- _Task objective_
Write out every record in full, exactly as written, please.

- _Excerpted data_
[start]
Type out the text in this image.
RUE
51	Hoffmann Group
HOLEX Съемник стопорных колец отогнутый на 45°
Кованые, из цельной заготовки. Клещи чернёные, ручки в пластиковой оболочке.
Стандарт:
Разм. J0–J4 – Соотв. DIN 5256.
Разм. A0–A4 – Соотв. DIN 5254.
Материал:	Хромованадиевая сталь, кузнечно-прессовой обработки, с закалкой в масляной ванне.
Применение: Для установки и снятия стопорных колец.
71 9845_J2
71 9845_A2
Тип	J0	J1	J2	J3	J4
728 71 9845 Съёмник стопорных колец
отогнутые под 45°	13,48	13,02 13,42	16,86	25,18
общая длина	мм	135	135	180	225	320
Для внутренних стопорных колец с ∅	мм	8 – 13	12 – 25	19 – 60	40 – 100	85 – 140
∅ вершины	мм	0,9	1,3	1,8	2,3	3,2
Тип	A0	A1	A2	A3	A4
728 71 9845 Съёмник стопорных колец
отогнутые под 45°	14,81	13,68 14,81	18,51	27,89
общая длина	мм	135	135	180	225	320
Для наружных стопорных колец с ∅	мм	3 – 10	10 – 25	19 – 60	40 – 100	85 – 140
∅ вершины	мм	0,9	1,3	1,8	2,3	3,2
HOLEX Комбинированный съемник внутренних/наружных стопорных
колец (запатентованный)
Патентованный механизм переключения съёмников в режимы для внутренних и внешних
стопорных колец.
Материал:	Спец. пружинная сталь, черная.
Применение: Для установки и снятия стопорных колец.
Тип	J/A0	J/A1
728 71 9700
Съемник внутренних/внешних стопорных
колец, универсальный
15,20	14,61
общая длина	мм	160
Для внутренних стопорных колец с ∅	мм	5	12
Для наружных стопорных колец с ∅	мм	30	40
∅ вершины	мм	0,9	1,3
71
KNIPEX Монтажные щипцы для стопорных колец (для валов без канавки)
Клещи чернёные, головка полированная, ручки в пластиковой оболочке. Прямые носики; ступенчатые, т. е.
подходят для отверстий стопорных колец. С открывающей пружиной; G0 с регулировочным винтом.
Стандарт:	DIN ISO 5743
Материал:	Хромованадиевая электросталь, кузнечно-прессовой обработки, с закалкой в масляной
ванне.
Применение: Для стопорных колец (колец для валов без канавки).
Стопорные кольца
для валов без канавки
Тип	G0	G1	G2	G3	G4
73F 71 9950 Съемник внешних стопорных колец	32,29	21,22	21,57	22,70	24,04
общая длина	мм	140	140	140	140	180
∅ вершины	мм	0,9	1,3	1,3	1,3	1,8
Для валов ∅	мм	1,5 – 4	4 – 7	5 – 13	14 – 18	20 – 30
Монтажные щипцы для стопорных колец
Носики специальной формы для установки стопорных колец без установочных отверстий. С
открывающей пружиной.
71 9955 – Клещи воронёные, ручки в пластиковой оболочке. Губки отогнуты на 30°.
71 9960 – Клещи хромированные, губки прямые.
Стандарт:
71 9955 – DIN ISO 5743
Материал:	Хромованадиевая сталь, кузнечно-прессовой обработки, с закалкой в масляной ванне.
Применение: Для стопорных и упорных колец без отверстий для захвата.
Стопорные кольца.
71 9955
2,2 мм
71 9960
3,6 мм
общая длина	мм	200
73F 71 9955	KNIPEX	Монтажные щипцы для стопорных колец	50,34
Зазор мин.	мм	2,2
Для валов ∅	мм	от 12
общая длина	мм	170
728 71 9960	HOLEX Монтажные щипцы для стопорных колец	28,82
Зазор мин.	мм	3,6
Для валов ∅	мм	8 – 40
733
[end]
- _Answer below_
Type out the text in this image.
RUE
51	Hoffmann Group
HOLEX Съемник стопорных колец отогнутый на 45°
Кованые, из цельной заготовки. Клещи чернёные, ручки в пластиковой оболочке.
Стандарт:
Разм. J0–J4 – Соотв. DIN 5256.
Разм. A0–A4 – Соотв. DIN 5254.
Материал:	Хромованадиевая сталь, кузнечно-прессовой обработки, с закалкой в масляной ванне.
Применение: Для установки и снятия стопорных колец.
71 9845_J2
71 9845_A2
Тип	J0	J1	J2	J3	J4
728 71 9845 Съёмник стопорных колец
отогнутые под 45°	13,48	13,02 13,42	16,86	25,18
общая длина	мм	135	135	180	225	320
Для внутренних стопорных колец с ∅	мм	8 – 13	12 – 25	19 – 60	40 – 100	85 – 140
∅ вершины	мм	0,9	1,3	1,8	2,3	3,2
Тип	A0	A1	A2	A3	A4
728 71 9845 Съёмник стопорных колец
отогнутые под 45°	14,81	13,68 14,81	18,51	27,89
общая длина	мм	135	135	180	225	320
Для наружных стопорных колец с ∅	мм	3 – 10	10 – 25	19 – 60	40 – 100	85 – 140
∅ вершины	мм	0,9	1,3	1,8	2,3	3,2
HOLEX Комбинированный съемник внутренних/наружных стопорных
колец (запатентованный)
Патентованный механизм переключения съёмников в режимы для внутренних и внешних
стопорных колец.
Материал:	Спец. пружинная сталь, черная.
Применение: Для установки и снятия стопорных колец.
Тип	J/A0	J/A1
728 71 9700
Съемник внутренних/внешних стопорных
колец, универсальный
15,20	14,61
общая длина	мм	160
Для внутренних стопорных колец с ∅	мм	5	12
Для наружных стопорных колец с ∅	мм	30	40
∅ вершины	мм	0,9	1,3
71
KNIPEX Монтажные щипцы для стопорных колец (для валов без канавки)
Клещи чернёные, головка полированная, ручки в пластиковой оболочке. Прямые носики; ступенчатые, т. е.
подходят для отверстий стопорных колец. С открывающей пружиной; G0 с регулировочным винтом.
Стандарт:	DIN ISO 5743
Материал:	Хромованадиевая электросталь, кузнечно-прессовой обработки, с закалкой в масляной
ванне.
Применение: Для стопорных колец (колец для валов без канавки).
Стопорные кольца
для валов без канавки
Тип	G0	G1	G2	G3	G4
73F 71 9950 Съемник внешних стопорных колец	32,29	21,22	21,57	22,70	24,04
общая длина	мм	140	140	140	140	180
∅ вершины	мм	0,9	1,3	1,3	1,3	1,8
Для валов ∅	мм	1,5 – 4	4 – 7	5 – 13	14 – 18	20 – 30
Монтажные щипцы для стопорных колец
Носики специальной формы для установки стопорных колец без установочных отверстий. С
открывающей пружиной.
71 9955 – Клещи воронёные, ручки в пластиковой оболочке. Губки отогнуты на 30°.
71 9960 – Клещи хромированные, губки прямые.
Стандарт:
71 9955 – DIN ISO 5743
Материал:	Хромованадиевая сталь, кузнечно-прессовой обработки, с закалкой в масляной ванне.
Применение: Для стопорных и упорных колец без отверстий для захвата.
Стопорные кольца.
71 9955
2,2 мм
71 9960
3,6 мм
общая длина	мм	200
73F 71 9955	KNIPEX	Монтажные щипцы для стопорных колец	50,34
Зазор мин.	мм	2,2
Для валов ∅	мм	от 12
общая длина	мм	170
728 71 9960	HOLEX Монтажные щипцы для стопорных колец	28,82
Зазор мин.	мм	3,6
Для валов ∅	мм	8 – 40
733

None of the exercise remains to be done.